> [REQUIRED TASK]: Output every entry exactly as written, skipping any pictures.

> [INPUT ROWS]:
begin

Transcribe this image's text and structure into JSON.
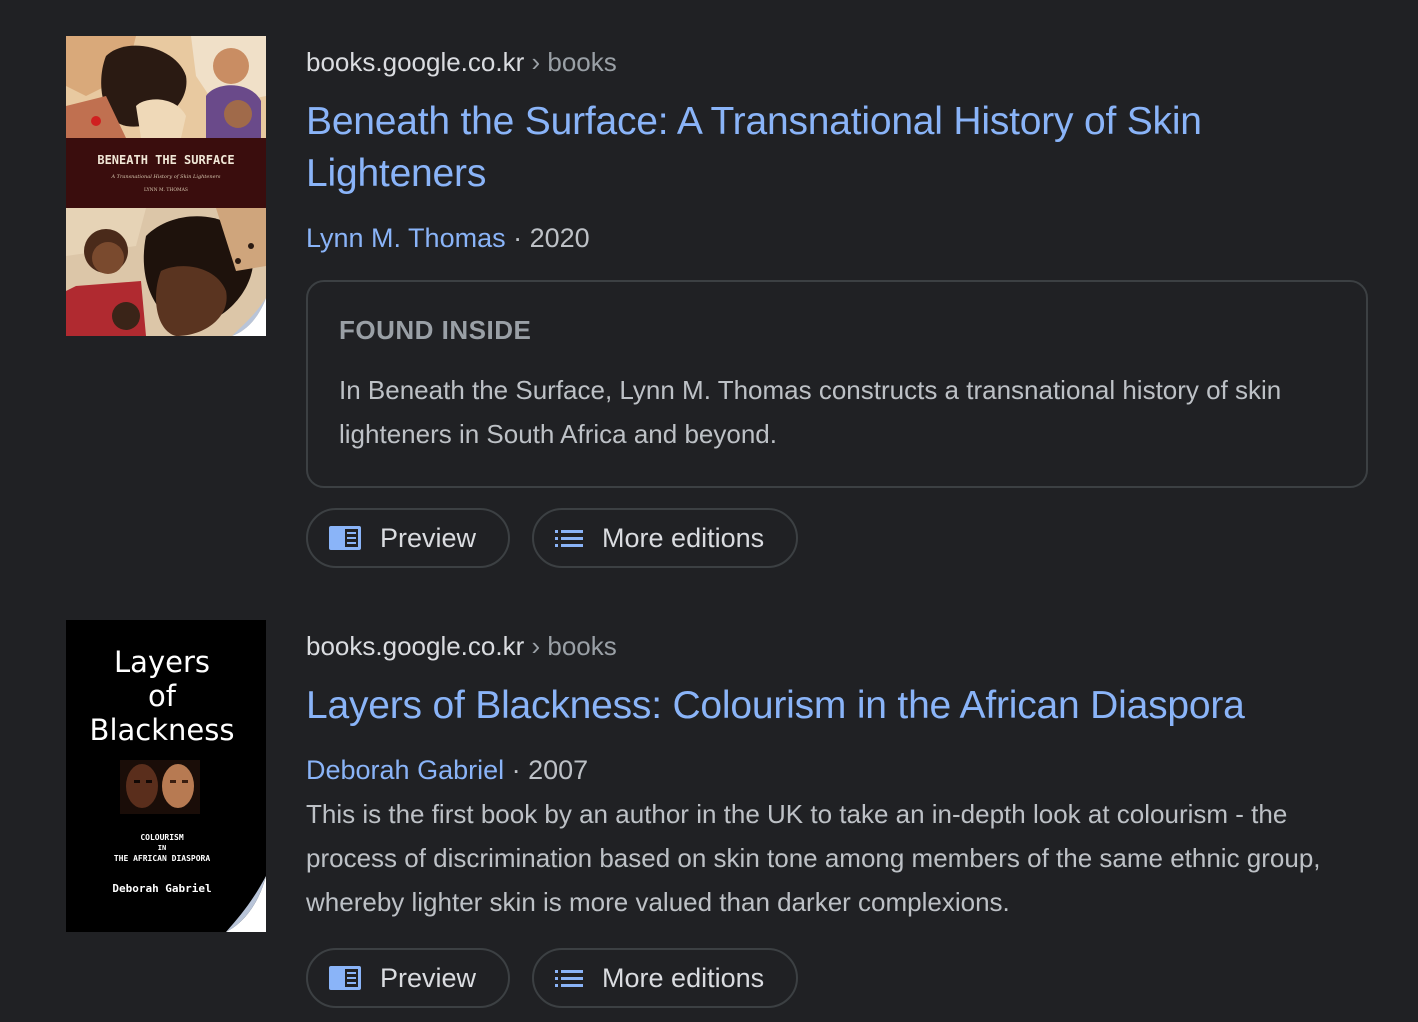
{
  "results": [
    {
      "source": {
        "site": "books.google.co.kr",
        "separator": " › ",
        "crumb": "books"
      },
      "title": "Beneath the Surface: A Transnational History of Skin Lighteners",
      "author": "Lynn M. Thomas",
      "year_sep": " · ",
      "year": "2020",
      "found_inside": {
        "heading": "FOUND INSIDE",
        "text": "In Beneath the Surface, Lynn M. Thomas constructs a transnational history of skin lighteners in South Africa and beyond."
      },
      "cover": {
        "title": "BENEATH THE SURFACE",
        "subtitle": "A Transnational History of Skin Lighteners",
        "author": "LYNN M. THOMAS"
      },
      "buttons": {
        "preview": "Preview",
        "more_editions": "More editions"
      }
    },
    {
      "source": {
        "site": "books.google.co.kr",
        "separator": " › ",
        "crumb": "books"
      },
      "title": "Layers of Blackness: Colourism in the African Diaspora",
      "author": "Deborah Gabriel",
      "year_sep": " · ",
      "year": "2007",
      "snippet": "This is the first book by an author in the UK to take an in-depth look at colourism - the process of discrimination based on skin tone among members of the same ethnic group, whereby lighter skin is more valued than darker complexions.",
      "cover": {
        "title_line1": "Layers",
        "title_line2": "of",
        "title_line3": "Blackness",
        "subtitle_line1": "COLOURISM",
        "subtitle_line2": "IN",
        "subtitle_line3": "THE AFRICAN DIASPORA",
        "author": "Deborah Gabriel"
      },
      "buttons": {
        "preview": "Preview",
        "more_editions": "More editions"
      }
    }
  ],
  "colors": {
    "background": "#202124",
    "link": "#8ab4f8",
    "text": "#bdc1c6",
    "muted": "#9aa0a6",
    "border": "#3c4043"
  },
  "icons": {
    "preview": "book-preview-icon",
    "editions": "list-icon"
  }
}
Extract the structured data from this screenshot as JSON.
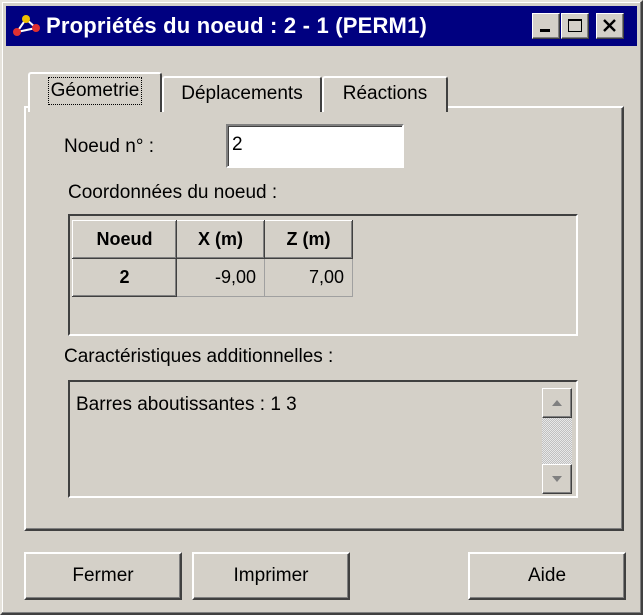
{
  "window": {
    "title": "Propriétés du noeud : 2 - 1 (PERM1)",
    "icon": "node-graph-icon"
  },
  "tabs": [
    {
      "label": "Géometrie",
      "active": true
    },
    {
      "label": "Déplacements",
      "active": false
    },
    {
      "label": "Réactions",
      "active": false
    }
  ],
  "node": {
    "label": "Noeud n° :",
    "value": "2"
  },
  "coordinates": {
    "label": "Coordonnées du noeud :",
    "columns": [
      "Noeud",
      "X (m)",
      "Z (m)"
    ],
    "rows": [
      {
        "noeud": "2",
        "x": "-9,00",
        "z": "7,00"
      }
    ]
  },
  "additional": {
    "label": "Caractéristiques additionnelles :",
    "text": "Barres aboutissantes : 1 3"
  },
  "buttons": {
    "close": "Fermer",
    "print": "Imprimer",
    "help": "Aide"
  },
  "colors": {
    "titlebar": "#000080",
    "face": "#d4d0c8"
  }
}
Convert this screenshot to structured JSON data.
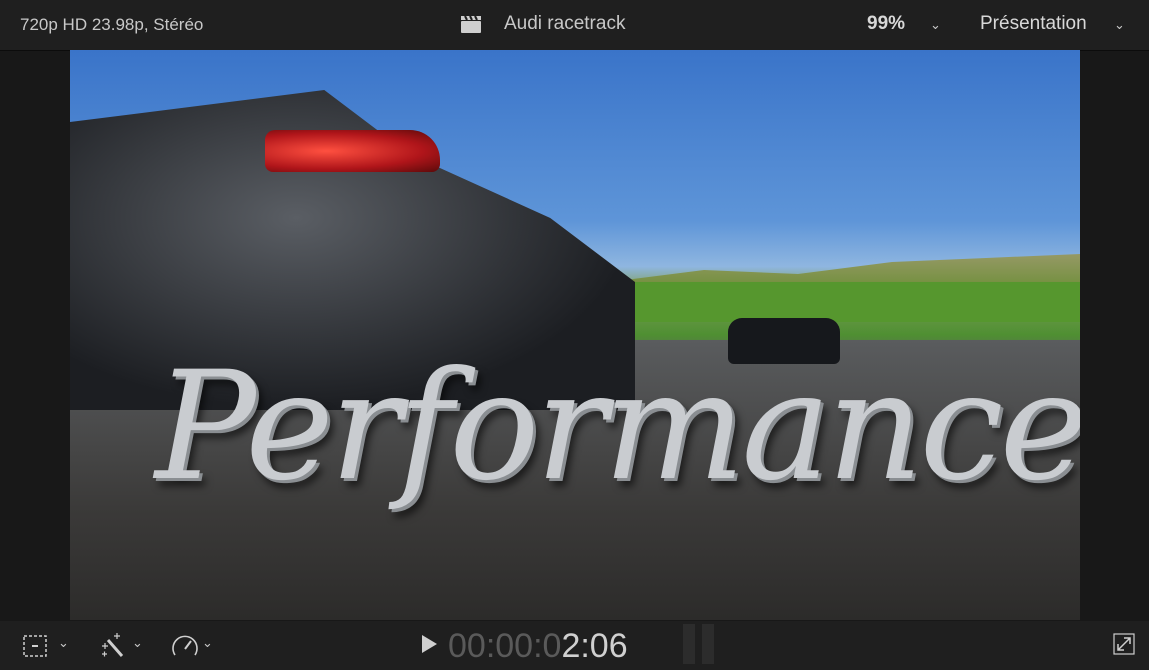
{
  "header": {
    "format": "720p HD 23.98p, Stéréo",
    "clip_icon": "clapperboard-icon",
    "title": "Audi racetrack",
    "zoom": "99%",
    "view_menu": "Présentation"
  },
  "viewer": {
    "overlay_title": "Performance"
  },
  "footer": {
    "transform_icon": "transform-icon",
    "enhance_icon": "magic-wand-icon",
    "speed_icon": "speedometer-icon",
    "timecode_dim": "00:00:0",
    "timecode_active": "2:06",
    "fullscreen_icon": "fullscreen-icon"
  }
}
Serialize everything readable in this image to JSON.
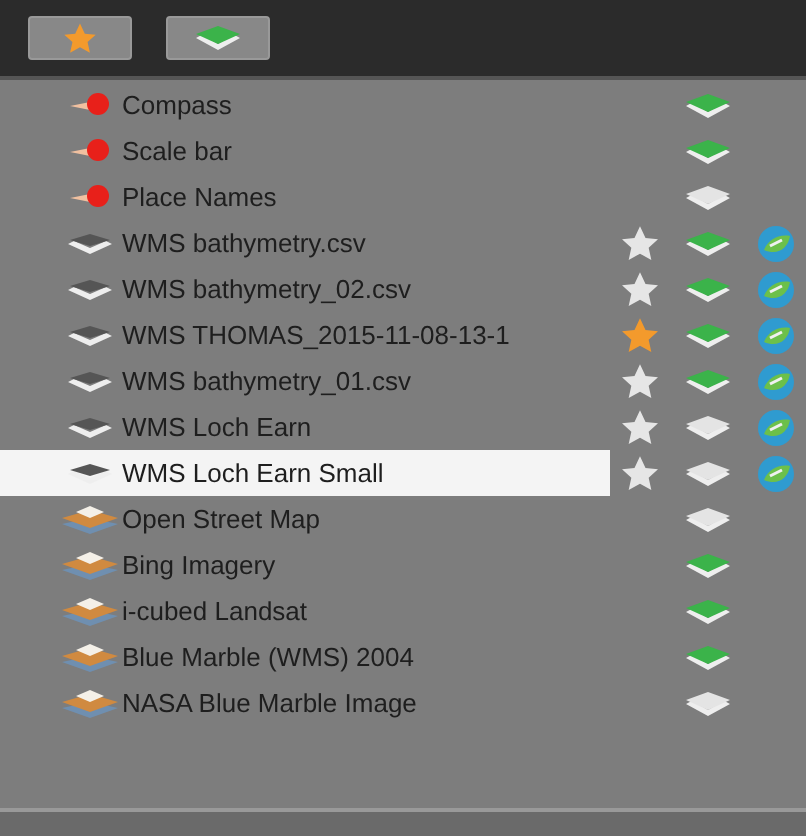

end

> [TASK RESPONSE]:
Transcribe this image's text and structure into JSON.
{
  "results": [
    {
      "source": {
        "site": "books.google.co.kr",
        "separator": " › ",
        "crumb": "books"
      },
      "title": "Beneath the Surface: A Transnational History of Skin Lighteners",
      "author": "Lynn M. Thomas",
      "year_sep": " · ",
      "year": "2020",
      "found_inside": {
        "heading": "FOUND INSIDE",
        "text": "In Beneath the Surface, Lynn M. Thomas constructs a transnational history of skin lighteners in South Africa and beyond."
      },
      "cover": {
        "title": "BENEATH THE SURFACE",
        "subtitle": "A Transnational History of Skin Lighteners",
        "author": "LYNN M. THOMAS"
      },
      "buttons": {
        "preview": "Preview",
        "more_editions": "More editions"
      }
    },
    {
      "source": {
        "site": "books.google.co.kr",
        "separator": " › ",
        "crumb": "books"
      },
      "title": "Layers of Blackness: Colourism in the African Diaspora",
      "author": "Deborah Gabriel",
      "year_sep": " · ",
      "year": "2007",
      "snippet": "This is the first book by an author in the UK to take an in-depth look at colourism - the process of discrimination based on skin tone among members of the same ethnic group, whereby lighter skin is more valued than darker complexions.",
      "cover": {
        "title_line1": "Layers",
        "title_line2": "of",
        "title_line3": "Blackness",
        "subtitle_line1": "COLOURISM",
        "subtitle_line2": "IN",
        "subtitle_line3": "THE AFRICAN DIASPORA",
        "author": "Deborah Gabriel"
      },
      "buttons": {
        "preview": "Preview",
        "more_editions": "More editions"
      }
    }
  ],
  "colors": {
    "background": "#202124",
    "link": "#8ab4f8",
    "text": "#bdc1c6",
    "muted": "#9aa0a6",
    "border": "#3c4043"
  },
  "icons": {
    "preview": "book-preview-icon",
    "editions": "list-icon"
  }
}
Extract the structured data from this screenshot as JSON.
{
  "window": {
    "title": "Propriétés du noeud : 2 - 1 (PERM1)",
    "icon": "node-graph-icon"
  },
  "tabs": [
    {
      "label": "Géometrie",
      "active": true
    },
    {
      "label": "Déplacements",
      "active": false
    },
    {
      "label": "Réactions",
      "active": false
    }
  ],
  "node": {
    "label": "Noeud n° :",
    "value": "2"
  },
  "coordinates": {
    "label": "Coordonnées du noeud :",
    "columns": [
      "Noeud",
      "X (m)",
      "Z (m)"
    ],
    "rows": [
      {
        "noeud": "2",
        "x": "-9,00",
        "z": "7,00"
      }
    ]
  },
  "additional": {
    "label": "Caractéristiques additionnelles :",
    "text": "Barres aboutissantes : 1 3"
  },
  "buttons": {
    "close": "Fermer",
    "print": "Imprimer",
    "help": "Aide"
  },
  "colors": {
    "titlebar": "#000080",
    "face": "#d4d0c8"
  }
}
Convert this screenshot to structured JSON data.
{
  "header": {
    "format": "720p HD 23.98p, Stéréo",
    "clip_icon": "clapperboard-icon",
    "title": "Audi racetrack",
    "zoom": "99%",
    "view_menu": "Présentation"
  },
  "viewer": {
    "overlay_title": "Performance"
  },
  "footer": {
    "transform_icon": "transform-icon",
    "enhance_icon": "magic-wand-icon",
    "speed_icon": "speedometer-icon",
    "timecode_dim": "00:00:0",
    "timecode_active": "2:06",
    "fullscreen_icon": "fullscreen-icon"
  }
}
Serialize everything readable in this image to JSON.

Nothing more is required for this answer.